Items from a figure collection

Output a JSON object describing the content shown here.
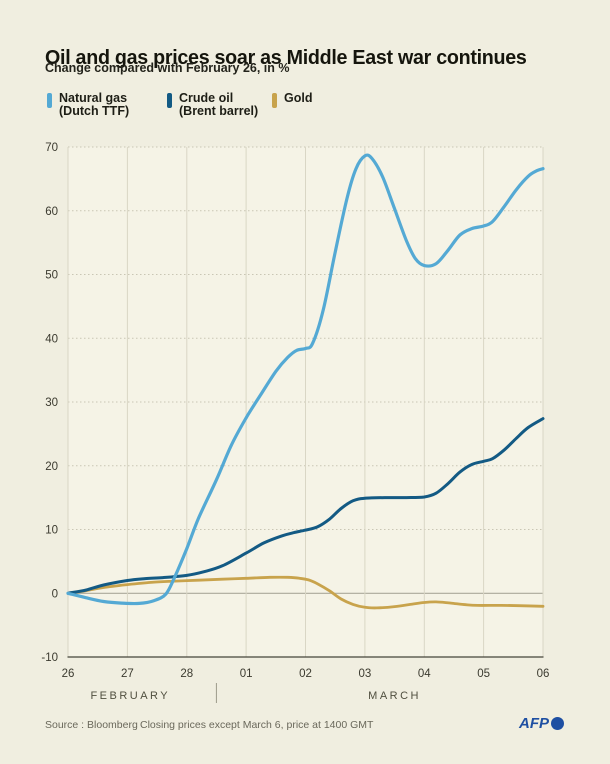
{
  "header": {
    "title": "Oil and gas prices soar as Middle East war continues",
    "subtitle": "Change compared with February 26, in %"
  },
  "legend": {
    "items": [
      {
        "line1": "Natural gas",
        "line2": "(Dutch TTF)",
        "color": "#54a9d4"
      },
      {
        "line1": "Crude oil",
        "line2": "(Brent barrel)",
        "color": "#135a84"
      },
      {
        "line1": "Gold",
        "line2": "",
        "color": "#c8a34c"
      }
    ]
  },
  "chart_data": {
    "type": "line",
    "title": "Oil and gas prices soar as Middle East war continues",
    "ylabel": "Change compared with February 26, in %",
    "ylim": [
      -10,
      70
    ],
    "y_ticks": [
      70,
      60,
      50,
      40,
      30,
      20,
      10,
      0,
      -10
    ],
    "x_tick_labels": [
      "26",
      "27",
      "28",
      "01",
      "02",
      "03",
      "04",
      "05",
      "06"
    ],
    "months": [
      {
        "label": "FEBRUARY",
        "center_index": 1.05
      },
      {
        "label": "MARCH",
        "center_index": 5.5
      }
    ],
    "month_divider_index": 2.5,
    "grid": {
      "horizontal": "dotted",
      "vertical": "solid",
      "zero_line": true,
      "legend_position": "top-left"
    },
    "series": [
      {
        "name": "Natural gas (Dutch TTF)",
        "color": "#54a9d4",
        "stroke_width": 3.2,
        "points": [
          [
            0,
            0
          ],
          [
            0.3,
            -0.7
          ],
          [
            0.6,
            -1.3
          ],
          [
            0.9,
            -1.55
          ],
          [
            1.2,
            -1.6
          ],
          [
            1.45,
            -1.15
          ],
          [
            1.65,
            -0.1
          ],
          [
            1.8,
            2.6
          ],
          [
            2,
            7
          ],
          [
            2.2,
            11.8
          ],
          [
            2.5,
            17.8
          ],
          [
            2.75,
            23.2
          ],
          [
            3,
            27.5
          ],
          [
            3.25,
            31.2
          ],
          [
            3.5,
            34.8
          ],
          [
            3.7,
            37
          ],
          [
            3.85,
            38.1
          ],
          [
            4,
            38.4
          ],
          [
            4.12,
            39.2
          ],
          [
            4.3,
            44.5
          ],
          [
            4.5,
            53.5
          ],
          [
            4.7,
            62
          ],
          [
            4.85,
            66.6
          ],
          [
            5,
            68.6
          ],
          [
            5.12,
            68.2
          ],
          [
            5.3,
            65.3
          ],
          [
            5.5,
            60.3
          ],
          [
            5.7,
            55.3
          ],
          [
            5.85,
            52.5
          ],
          [
            6,
            51.4
          ],
          [
            6.2,
            51.7
          ],
          [
            6.4,
            53.8
          ],
          [
            6.6,
            56.2
          ],
          [
            6.8,
            57.2
          ],
          [
            7,
            57.6
          ],
          [
            7.15,
            58.3
          ],
          [
            7.35,
            60.7
          ],
          [
            7.55,
            63.3
          ],
          [
            7.75,
            65.4
          ],
          [
            7.9,
            66.3
          ],
          [
            8,
            66.6
          ]
        ]
      },
      {
        "name": "Crude oil (Brent barrel)",
        "color": "#135a84",
        "stroke_width": 3,
        "points": [
          [
            0,
            0
          ],
          [
            0.3,
            0.5
          ],
          [
            0.6,
            1.3
          ],
          [
            1,
            2
          ],
          [
            1.3,
            2.3
          ],
          [
            1.6,
            2.45
          ],
          [
            2,
            2.8
          ],
          [
            2.3,
            3.4
          ],
          [
            2.6,
            4.3
          ],
          [
            3,
            6.3
          ],
          [
            3.3,
            7.9
          ],
          [
            3.6,
            9
          ],
          [
            3.8,
            9.5
          ],
          [
            4,
            9.9
          ],
          [
            4.2,
            10.4
          ],
          [
            4.4,
            11.6
          ],
          [
            4.6,
            13.3
          ],
          [
            4.8,
            14.5
          ],
          [
            5,
            14.9
          ],
          [
            5.4,
            15
          ],
          [
            5.7,
            15
          ],
          [
            6,
            15.1
          ],
          [
            6.2,
            15.7
          ],
          [
            6.4,
            17.2
          ],
          [
            6.6,
            19
          ],
          [
            6.8,
            20.2
          ],
          [
            7,
            20.7
          ],
          [
            7.15,
            21.1
          ],
          [
            7.35,
            22.5
          ],
          [
            7.55,
            24.3
          ],
          [
            7.75,
            26
          ],
          [
            8,
            27.4
          ]
        ]
      },
      {
        "name": "Gold",
        "color": "#c8a34c",
        "stroke_width": 2.8,
        "points": [
          [
            0,
            0
          ],
          [
            0.3,
            0.4
          ],
          [
            0.6,
            0.9
          ],
          [
            1,
            1.35
          ],
          [
            1.4,
            1.7
          ],
          [
            1.8,
            1.9
          ],
          [
            2.2,
            2.05
          ],
          [
            2.6,
            2.2
          ],
          [
            3,
            2.35
          ],
          [
            3.4,
            2.5
          ],
          [
            3.7,
            2.5
          ],
          [
            3.9,
            2.35
          ],
          [
            4.05,
            2.1
          ],
          [
            4.2,
            1.5
          ],
          [
            4.4,
            0.4
          ],
          [
            4.6,
            -0.9
          ],
          [
            4.8,
            -1.75
          ],
          [
            5,
            -2.2
          ],
          [
            5.2,
            -2.3
          ],
          [
            5.5,
            -2.1
          ],
          [
            5.8,
            -1.7
          ],
          [
            6,
            -1.45
          ],
          [
            6.2,
            -1.35
          ],
          [
            6.45,
            -1.55
          ],
          [
            6.7,
            -1.8
          ],
          [
            6.9,
            -1.9
          ],
          [
            7.3,
            -1.9
          ],
          [
            7.6,
            -1.95
          ],
          [
            8,
            -2.05
          ]
        ]
      }
    ]
  },
  "footer": {
    "source": "Source : Bloomberg",
    "note": "Closing prices except March 6, price at 1400 GMT",
    "logo": "AFP"
  },
  "colors": {
    "page_bg": "#f0eee0",
    "plot_bg": "#f5f3e6",
    "grid_horizontal": "#c9c6b4",
    "grid_vertical": "#d9d6c5",
    "zero_line": "#aaa89a",
    "axis_line": "#45443a",
    "tick_text": "#3b3a2f",
    "month_text": "#504f3f",
    "divider": "#9b998a",
    "afp_blue": "#1e4fa2"
  }
}
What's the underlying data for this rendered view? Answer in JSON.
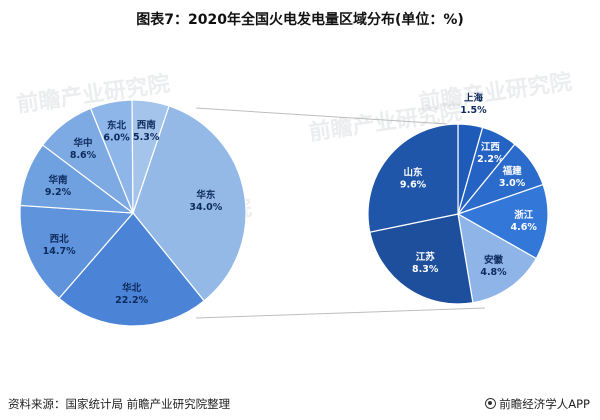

*OBJECTIVE*: Reproduce each line exactly, please, except for any pictures.

*COMPLETED TASK*:
Output a JSON object describing the content shown here.
{
  "header": {
    "title": "Oil and gas prices soar as Middle East war continues",
    "subtitle": "Change compared with February 26, in %"
  },
  "legend": {
    "items": [
      {
        "line1": "Natural gas",
        "line2": "(Dutch TTF)",
        "color": "#54a9d4"
      },
      {
        "line1": "Crude oil",
        "line2": "(Brent barrel)",
        "color": "#135a84"
      },
      {
        "line1": "Gold",
        "line2": "",
        "color": "#c8a34c"
      }
    ]
  },
  "chart_data": {
    "type": "line",
    "title": "Oil and gas prices soar as Middle East war continues",
    "ylabel": "Change compared with February 26, in %",
    "ylim": [
      -10,
      70
    ],
    "y_ticks": [
      70,
      60,
      50,
      40,
      30,
      20,
      10,
      0,
      -10
    ],
    "x_tick_labels": [
      "26",
      "27",
      "28",
      "01",
      "02",
      "03",
      "04",
      "05",
      "06"
    ],
    "months": [
      {
        "label": "FEBRUARY",
        "center_index": 1.05
      },
      {
        "label": "MARCH",
        "center_index": 5.5
      }
    ],
    "month_divider_index": 2.5,
    "grid": {
      "horizontal": "dotted",
      "vertical": "solid",
      "zero_line": true,
      "legend_position": "top-left"
    },
    "series": [
      {
        "name": "Natural gas (Dutch TTF)",
        "color": "#54a9d4",
        "stroke_width": 3.2,
        "points": [
          [
            0,
            0
          ],
          [
            0.3,
            -0.7
          ],
          [
            0.6,
            -1.3
          ],
          [
            0.9,
            -1.55
          ],
          [
            1.2,
            -1.6
          ],
          [
            1.45,
            -1.15
          ],
          [
            1.65,
            -0.1
          ],
          [
            1.8,
            2.6
          ],
          [
            2,
            7
          ],
          [
            2.2,
            11.8
          ],
          [
            2.5,
            17.8
          ],
          [
            2.75,
            23.2
          ],
          [
            3,
            27.5
          ],
          [
            3.25,
            31.2
          ],
          [
            3.5,
            34.8
          ],
          [
            3.7,
            37
          ],
          [
            3.85,
            38.1
          ],
          [
            4,
            38.4
          ],
          [
            4.12,
            39.2
          ],
          [
            4.3,
            44.5
          ],
          [
            4.5,
            53.5
          ],
          [
            4.7,
            62
          ],
          [
            4.85,
            66.6
          ],
          [
            5,
            68.6
          ],
          [
            5.12,
            68.2
          ],
          [
            5.3,
            65.3
          ],
          [
            5.5,
            60.3
          ],
          [
            5.7,
            55.3
          ],
          [
            5.85,
            52.5
          ],
          [
            6,
            51.4
          ],
          [
            6.2,
            51.7
          ],
          [
            6.4,
            53.8
          ],
          [
            6.6,
            56.2
          ],
          [
            6.8,
            57.2
          ],
          [
            7,
            57.6
          ],
          [
            7.15,
            58.3
          ],
          [
            7.35,
            60.7
          ],
          [
            7.55,
            63.3
          ],
          [
            7.75,
            65.4
          ],
          [
            7.9,
            66.3
          ],
          [
            8,
            66.6
          ]
        ]
      },
      {
        "name": "Crude oil (Brent barrel)",
        "color": "#135a84",
        "stroke_width": 3,
        "points": [
          [
            0,
            0
          ],
          [
            0.3,
            0.5
          ],
          [
            0.6,
            1.3
          ],
          [
            1,
            2
          ],
          [
            1.3,
            2.3
          ],
          [
            1.6,
            2.45
          ],
          [
            2,
            2.8
          ],
          [
            2.3,
            3.4
          ],
          [
            2.6,
            4.3
          ],
          [
            3,
            6.3
          ],
          [
            3.3,
            7.9
          ],
          [
            3.6,
            9
          ],
          [
            3.8,
            9.5
          ],
          [
            4,
            9.9
          ],
          [
            4.2,
            10.4
          ],
          [
            4.4,
            11.6
          ],
          [
            4.6,
            13.3
          ],
          [
            4.8,
            14.5
          ],
          [
            5,
            14.9
          ],
          [
            5.4,
            15
          ],
          [
            5.7,
            15
          ],
          [
            6,
            15.1
          ],
          [
            6.2,
            15.7
          ],
          [
            6.4,
            17.2
          ],
          [
            6.6,
            19
          ],
          [
            6.8,
            20.2
          ],
          [
            7,
            20.7
          ],
          [
            7.15,
            21.1
          ],
          [
            7.35,
            22.5
          ],
          [
            7.55,
            24.3
          ],
          [
            7.75,
            26
          ],
          [
            8,
            27.4
          ]
        ]
      },
      {
        "name": "Gold",
        "color": "#c8a34c",
        "stroke_width": 2.8,
        "points": [
          [
            0,
            0
          ],
          [
            0.3,
            0.4
          ],
          [
            0.6,
            0.9
          ],
          [
            1,
            1.35
          ],
          [
            1.4,
            1.7
          ],
          [
            1.8,
            1.9
          ],
          [
            2.2,
            2.05
          ],
          [
            2.6,
            2.2
          ],
          [
            3,
            2.35
          ],
          [
            3.4,
            2.5
          ],
          [
            3.7,
            2.5
          ],
          [
            3.9,
            2.35
          ],
          [
            4.05,
            2.1
          ],
          [
            4.2,
            1.5
          ],
          [
            4.4,
            0.4
          ],
          [
            4.6,
            -0.9
          ],
          [
            4.8,
            -1.75
          ],
          [
            5,
            -2.2
          ],
          [
            5.2,
            -2.3
          ],
          [
            5.5,
            -2.1
          ],
          [
            5.8,
            -1.7
          ],
          [
            6,
            -1.45
          ],
          [
            6.2,
            -1.35
          ],
          [
            6.45,
            -1.55
          ],
          [
            6.7,
            -1.8
          ],
          [
            6.9,
            -1.9
          ],
          [
            7.3,
            -1.9
          ],
          [
            7.6,
            -1.95
          ],
          [
            8,
            -2.05
          ]
        ]
      }
    ]
  },
  "footer": {
    "source": "Source : Bloomberg",
    "note": "Closing prices except March 6, price at 1400 GMT",
    "logo": "AFP"
  },
  "colors": {
    "page_bg": "#f0eee0",
    "plot_bg": "#f5f3e6",
    "grid_horizontal": "#c9c6b4",
    "grid_vertical": "#d9d6c5",
    "zero_line": "#aaa89a",
    "axis_line": "#45443a",
    "tick_text": "#3b3a2f",
    "month_text": "#504f3f",
    "divider": "#9b998a",
    "afp_blue": "#1e4fa2"
  }
}
What's the underlying data for this rendered view? Answer in JSON.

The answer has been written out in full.